(TASK GOAL)
Go through the data below. Pull out every line that has the word "مالك".

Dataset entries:
(begin)

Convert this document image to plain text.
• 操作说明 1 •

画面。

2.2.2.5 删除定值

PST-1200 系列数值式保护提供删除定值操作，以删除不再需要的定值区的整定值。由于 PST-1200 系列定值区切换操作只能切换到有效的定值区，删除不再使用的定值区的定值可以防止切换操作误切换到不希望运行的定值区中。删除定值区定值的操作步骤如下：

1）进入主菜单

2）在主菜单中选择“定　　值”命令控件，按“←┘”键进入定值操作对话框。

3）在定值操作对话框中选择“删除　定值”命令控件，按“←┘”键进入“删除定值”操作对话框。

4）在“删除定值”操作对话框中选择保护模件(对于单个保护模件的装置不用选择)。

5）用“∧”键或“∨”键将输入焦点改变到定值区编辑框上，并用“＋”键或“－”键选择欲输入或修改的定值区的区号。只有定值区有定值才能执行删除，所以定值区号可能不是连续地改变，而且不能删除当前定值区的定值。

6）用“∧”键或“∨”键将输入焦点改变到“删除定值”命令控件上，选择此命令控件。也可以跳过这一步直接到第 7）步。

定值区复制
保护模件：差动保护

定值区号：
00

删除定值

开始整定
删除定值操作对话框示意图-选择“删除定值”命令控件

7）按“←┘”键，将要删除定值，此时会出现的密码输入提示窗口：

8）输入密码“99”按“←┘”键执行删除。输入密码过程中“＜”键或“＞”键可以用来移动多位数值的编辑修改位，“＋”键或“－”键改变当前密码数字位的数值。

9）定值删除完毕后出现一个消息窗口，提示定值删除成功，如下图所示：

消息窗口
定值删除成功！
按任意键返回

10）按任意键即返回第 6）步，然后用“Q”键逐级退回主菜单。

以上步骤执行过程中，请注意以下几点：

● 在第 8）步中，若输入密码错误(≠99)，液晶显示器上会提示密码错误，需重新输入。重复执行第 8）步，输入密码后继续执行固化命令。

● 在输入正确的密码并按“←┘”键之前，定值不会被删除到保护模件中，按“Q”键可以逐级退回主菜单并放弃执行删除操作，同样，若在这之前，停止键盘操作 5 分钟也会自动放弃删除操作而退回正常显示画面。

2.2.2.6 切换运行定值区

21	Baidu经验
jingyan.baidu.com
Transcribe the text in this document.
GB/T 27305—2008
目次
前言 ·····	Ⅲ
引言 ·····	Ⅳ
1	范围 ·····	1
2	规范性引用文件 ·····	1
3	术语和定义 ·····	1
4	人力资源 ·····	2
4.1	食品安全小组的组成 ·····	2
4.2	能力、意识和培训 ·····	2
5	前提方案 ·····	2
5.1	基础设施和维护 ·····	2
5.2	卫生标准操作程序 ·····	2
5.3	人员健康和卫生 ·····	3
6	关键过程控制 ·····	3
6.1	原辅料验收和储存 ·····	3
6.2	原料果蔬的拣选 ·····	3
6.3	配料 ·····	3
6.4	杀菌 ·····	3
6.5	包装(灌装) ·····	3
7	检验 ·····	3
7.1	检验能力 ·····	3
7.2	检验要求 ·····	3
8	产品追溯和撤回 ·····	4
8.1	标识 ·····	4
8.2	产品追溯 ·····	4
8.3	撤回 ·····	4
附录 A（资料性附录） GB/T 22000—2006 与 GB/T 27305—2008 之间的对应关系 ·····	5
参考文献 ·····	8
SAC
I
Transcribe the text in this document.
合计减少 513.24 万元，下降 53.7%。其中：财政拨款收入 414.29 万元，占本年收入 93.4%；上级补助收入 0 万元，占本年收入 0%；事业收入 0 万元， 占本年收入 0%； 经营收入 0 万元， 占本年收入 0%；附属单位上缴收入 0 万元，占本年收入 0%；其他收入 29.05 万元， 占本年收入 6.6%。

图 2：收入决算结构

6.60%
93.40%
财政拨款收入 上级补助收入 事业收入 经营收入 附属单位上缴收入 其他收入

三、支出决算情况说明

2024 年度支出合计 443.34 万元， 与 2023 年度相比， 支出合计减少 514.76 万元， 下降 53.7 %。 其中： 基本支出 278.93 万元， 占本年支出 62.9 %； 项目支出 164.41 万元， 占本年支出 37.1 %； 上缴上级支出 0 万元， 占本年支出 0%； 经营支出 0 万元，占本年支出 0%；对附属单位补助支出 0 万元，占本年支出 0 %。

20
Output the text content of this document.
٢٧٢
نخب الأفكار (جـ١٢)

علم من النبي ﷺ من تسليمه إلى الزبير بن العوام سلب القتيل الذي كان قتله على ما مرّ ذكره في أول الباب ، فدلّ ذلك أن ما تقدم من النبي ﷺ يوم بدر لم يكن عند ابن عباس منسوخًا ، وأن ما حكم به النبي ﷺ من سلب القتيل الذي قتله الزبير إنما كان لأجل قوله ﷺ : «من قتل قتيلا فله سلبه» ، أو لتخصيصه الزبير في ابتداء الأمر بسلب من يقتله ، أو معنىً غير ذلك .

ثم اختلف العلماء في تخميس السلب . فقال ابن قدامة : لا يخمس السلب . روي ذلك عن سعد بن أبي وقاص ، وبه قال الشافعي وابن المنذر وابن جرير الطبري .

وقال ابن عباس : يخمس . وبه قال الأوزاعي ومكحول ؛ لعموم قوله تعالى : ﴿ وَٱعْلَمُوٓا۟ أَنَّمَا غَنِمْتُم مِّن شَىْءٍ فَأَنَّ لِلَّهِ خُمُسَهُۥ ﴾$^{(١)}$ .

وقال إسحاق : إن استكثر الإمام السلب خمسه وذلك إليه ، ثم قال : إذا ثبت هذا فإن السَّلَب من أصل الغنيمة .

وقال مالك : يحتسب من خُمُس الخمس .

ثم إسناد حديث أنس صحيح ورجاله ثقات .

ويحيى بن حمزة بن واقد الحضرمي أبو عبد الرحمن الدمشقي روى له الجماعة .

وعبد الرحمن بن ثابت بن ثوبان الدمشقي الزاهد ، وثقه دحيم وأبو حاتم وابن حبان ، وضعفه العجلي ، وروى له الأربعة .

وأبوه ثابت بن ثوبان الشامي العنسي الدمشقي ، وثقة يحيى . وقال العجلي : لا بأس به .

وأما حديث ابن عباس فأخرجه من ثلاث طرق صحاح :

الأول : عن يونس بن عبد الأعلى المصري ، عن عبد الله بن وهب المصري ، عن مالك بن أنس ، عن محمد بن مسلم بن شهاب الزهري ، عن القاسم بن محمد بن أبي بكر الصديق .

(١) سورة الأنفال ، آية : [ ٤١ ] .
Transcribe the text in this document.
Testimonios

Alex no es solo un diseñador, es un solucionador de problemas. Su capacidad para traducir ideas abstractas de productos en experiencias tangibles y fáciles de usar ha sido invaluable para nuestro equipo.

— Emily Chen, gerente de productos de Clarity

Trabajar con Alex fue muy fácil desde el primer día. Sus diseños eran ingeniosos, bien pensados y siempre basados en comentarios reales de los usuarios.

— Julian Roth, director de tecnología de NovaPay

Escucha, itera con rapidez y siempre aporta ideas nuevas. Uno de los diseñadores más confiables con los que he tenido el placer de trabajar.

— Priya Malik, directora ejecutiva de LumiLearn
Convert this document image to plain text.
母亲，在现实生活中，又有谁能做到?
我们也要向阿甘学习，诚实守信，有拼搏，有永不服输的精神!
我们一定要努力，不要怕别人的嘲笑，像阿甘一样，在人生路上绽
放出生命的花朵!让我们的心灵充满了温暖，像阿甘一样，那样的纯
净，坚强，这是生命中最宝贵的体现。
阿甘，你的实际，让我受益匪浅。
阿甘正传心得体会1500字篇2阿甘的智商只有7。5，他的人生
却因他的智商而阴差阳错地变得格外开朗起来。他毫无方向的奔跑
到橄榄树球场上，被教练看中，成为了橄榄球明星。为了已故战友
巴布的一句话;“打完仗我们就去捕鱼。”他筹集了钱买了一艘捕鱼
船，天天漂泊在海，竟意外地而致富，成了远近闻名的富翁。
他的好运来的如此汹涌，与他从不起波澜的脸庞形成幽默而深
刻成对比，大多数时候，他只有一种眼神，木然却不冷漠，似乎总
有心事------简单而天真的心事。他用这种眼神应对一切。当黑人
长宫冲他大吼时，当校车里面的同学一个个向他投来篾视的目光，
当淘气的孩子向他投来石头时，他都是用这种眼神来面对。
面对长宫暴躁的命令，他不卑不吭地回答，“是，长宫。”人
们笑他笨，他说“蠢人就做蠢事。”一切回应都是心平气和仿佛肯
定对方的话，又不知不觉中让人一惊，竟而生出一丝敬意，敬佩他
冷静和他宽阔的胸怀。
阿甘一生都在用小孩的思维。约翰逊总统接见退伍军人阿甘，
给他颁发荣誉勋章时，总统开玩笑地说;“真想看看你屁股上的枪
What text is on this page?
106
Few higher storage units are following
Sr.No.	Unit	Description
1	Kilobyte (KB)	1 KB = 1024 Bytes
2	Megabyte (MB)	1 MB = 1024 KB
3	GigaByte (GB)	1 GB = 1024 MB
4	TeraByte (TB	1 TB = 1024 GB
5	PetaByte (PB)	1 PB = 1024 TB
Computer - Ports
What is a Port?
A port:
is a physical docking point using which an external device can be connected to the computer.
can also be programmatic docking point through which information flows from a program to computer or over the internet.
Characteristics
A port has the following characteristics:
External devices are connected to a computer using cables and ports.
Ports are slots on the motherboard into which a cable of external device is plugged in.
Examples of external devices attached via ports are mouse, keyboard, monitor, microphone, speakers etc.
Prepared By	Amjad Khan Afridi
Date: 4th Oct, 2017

(end)

(RESPONSE TO THE EXERCISE)
وقال مالك : يحتسب من خُمُس الخمس .
الأول : عن يونس بن عبد الأعلى المصري ، عن عبد الله بن وهب المصري ، عن مالك بن أنس ، عن محمد بن مسلم بن شهاب الزهري ، عن القاسم بن محمد بن أبي بكر الصديق .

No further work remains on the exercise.